• WRITTEN EXERCISE: Consider the data that follows and state how many lines contain the string "JSON", using the number alone.
▬▬▬
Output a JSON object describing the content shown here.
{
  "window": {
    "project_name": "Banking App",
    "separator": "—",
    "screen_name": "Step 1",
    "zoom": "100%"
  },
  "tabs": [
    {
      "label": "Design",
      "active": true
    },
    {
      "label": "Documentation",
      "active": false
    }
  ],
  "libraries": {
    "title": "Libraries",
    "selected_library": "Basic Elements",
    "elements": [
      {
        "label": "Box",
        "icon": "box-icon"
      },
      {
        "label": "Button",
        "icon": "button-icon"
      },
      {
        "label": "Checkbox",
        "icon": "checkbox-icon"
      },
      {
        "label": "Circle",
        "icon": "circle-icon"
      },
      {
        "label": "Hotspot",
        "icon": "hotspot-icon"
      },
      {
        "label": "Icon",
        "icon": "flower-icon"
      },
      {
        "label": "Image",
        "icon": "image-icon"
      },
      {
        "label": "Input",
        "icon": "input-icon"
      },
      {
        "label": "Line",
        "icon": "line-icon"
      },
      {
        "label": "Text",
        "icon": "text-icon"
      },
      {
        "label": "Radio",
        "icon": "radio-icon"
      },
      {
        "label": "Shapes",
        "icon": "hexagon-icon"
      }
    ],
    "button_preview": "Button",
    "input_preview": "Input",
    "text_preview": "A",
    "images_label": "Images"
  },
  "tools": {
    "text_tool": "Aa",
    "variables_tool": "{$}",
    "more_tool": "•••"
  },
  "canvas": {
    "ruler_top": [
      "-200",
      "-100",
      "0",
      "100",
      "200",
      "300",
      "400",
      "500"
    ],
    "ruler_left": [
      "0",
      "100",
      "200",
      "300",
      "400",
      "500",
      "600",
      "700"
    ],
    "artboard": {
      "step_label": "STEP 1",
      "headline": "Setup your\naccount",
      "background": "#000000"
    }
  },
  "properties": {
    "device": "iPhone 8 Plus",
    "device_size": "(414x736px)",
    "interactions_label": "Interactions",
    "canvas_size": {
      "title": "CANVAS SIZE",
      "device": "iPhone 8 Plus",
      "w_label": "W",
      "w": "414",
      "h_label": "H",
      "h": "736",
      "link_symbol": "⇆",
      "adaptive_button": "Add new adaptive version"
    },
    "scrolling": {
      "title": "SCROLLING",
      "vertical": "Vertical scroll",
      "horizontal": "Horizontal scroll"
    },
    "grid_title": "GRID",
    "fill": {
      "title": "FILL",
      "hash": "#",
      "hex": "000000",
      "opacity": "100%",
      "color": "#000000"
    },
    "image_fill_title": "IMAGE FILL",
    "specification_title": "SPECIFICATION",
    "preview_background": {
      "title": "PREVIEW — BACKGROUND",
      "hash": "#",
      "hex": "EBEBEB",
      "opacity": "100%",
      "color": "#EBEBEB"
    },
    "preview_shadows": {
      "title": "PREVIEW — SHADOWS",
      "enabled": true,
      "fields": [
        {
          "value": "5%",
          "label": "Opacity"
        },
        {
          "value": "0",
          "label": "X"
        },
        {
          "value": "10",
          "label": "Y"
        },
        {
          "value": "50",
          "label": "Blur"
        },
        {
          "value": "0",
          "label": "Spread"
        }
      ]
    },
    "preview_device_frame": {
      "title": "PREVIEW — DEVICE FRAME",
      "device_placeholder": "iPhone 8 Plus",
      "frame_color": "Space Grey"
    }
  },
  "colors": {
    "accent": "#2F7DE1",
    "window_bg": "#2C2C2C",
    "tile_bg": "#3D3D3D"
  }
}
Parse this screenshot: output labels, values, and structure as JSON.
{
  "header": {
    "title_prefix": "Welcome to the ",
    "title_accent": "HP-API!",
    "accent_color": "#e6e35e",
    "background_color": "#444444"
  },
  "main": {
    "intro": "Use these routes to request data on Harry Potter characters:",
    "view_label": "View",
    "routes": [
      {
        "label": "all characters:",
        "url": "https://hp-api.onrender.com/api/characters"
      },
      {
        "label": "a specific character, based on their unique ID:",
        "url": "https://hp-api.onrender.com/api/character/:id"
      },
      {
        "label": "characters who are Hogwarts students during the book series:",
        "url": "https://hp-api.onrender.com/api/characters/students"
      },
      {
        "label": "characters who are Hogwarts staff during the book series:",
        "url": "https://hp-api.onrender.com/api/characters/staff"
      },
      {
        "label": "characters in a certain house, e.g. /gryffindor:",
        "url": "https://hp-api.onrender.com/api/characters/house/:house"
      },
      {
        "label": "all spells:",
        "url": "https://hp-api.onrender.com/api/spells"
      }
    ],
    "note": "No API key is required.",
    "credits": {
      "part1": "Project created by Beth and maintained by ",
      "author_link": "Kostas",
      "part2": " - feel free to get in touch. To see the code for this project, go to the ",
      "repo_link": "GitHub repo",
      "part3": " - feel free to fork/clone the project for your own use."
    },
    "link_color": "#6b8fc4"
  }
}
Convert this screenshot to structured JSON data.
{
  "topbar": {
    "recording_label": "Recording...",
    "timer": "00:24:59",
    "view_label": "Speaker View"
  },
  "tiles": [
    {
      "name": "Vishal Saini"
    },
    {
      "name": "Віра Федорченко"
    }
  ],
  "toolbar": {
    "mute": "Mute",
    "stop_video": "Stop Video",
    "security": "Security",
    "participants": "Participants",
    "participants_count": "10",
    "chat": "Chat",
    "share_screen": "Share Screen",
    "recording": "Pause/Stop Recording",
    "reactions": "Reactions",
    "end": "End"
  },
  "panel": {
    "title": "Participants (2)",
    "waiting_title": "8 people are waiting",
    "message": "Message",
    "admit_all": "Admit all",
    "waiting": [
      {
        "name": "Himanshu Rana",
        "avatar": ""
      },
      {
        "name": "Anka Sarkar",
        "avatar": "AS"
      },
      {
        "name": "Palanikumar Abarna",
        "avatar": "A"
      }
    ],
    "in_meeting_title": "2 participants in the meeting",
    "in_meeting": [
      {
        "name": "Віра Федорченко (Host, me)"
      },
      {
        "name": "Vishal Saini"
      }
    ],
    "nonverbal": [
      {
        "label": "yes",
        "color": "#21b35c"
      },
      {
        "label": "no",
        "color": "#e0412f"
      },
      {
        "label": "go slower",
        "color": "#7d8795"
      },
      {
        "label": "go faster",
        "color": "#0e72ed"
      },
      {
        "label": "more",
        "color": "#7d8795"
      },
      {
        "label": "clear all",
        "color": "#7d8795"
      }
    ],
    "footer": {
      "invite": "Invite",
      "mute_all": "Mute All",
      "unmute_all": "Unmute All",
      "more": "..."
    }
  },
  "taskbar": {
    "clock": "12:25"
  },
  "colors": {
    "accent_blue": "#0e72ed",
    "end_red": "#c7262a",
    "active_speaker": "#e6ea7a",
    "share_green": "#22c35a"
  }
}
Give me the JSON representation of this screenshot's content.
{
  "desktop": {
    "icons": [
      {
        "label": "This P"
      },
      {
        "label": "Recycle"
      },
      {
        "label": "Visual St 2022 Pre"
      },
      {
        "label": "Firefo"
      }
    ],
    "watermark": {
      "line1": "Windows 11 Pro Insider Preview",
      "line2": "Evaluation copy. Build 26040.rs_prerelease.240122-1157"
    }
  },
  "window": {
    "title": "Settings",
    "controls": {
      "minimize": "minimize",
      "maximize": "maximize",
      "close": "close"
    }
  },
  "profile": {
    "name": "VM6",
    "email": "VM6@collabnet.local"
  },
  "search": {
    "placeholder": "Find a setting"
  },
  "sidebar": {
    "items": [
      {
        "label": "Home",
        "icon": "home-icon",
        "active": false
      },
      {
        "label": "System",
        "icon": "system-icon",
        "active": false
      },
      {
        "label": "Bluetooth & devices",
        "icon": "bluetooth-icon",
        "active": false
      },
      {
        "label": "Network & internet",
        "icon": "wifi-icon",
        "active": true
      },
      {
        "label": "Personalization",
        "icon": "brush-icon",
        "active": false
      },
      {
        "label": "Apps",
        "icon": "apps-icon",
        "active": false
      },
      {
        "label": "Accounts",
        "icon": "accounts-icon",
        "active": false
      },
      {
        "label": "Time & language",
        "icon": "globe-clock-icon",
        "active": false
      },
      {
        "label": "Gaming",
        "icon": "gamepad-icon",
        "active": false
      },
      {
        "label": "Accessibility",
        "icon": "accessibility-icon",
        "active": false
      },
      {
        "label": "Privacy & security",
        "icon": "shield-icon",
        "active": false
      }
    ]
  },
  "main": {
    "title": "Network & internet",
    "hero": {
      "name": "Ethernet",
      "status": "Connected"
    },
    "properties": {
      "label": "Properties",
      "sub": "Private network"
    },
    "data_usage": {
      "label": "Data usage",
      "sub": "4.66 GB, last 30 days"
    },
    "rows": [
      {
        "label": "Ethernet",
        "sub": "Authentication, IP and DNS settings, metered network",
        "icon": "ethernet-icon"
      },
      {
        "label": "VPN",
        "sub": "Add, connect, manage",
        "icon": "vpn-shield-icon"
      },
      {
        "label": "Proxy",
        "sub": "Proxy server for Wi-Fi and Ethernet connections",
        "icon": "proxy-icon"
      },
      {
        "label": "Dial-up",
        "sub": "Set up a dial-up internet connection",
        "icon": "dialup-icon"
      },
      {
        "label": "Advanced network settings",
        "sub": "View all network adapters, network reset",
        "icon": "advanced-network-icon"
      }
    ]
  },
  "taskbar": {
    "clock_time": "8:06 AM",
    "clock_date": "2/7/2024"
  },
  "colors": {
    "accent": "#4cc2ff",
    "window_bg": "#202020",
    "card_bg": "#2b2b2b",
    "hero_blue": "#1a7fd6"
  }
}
▬▬▬
• FINISHED EXERCISE: 4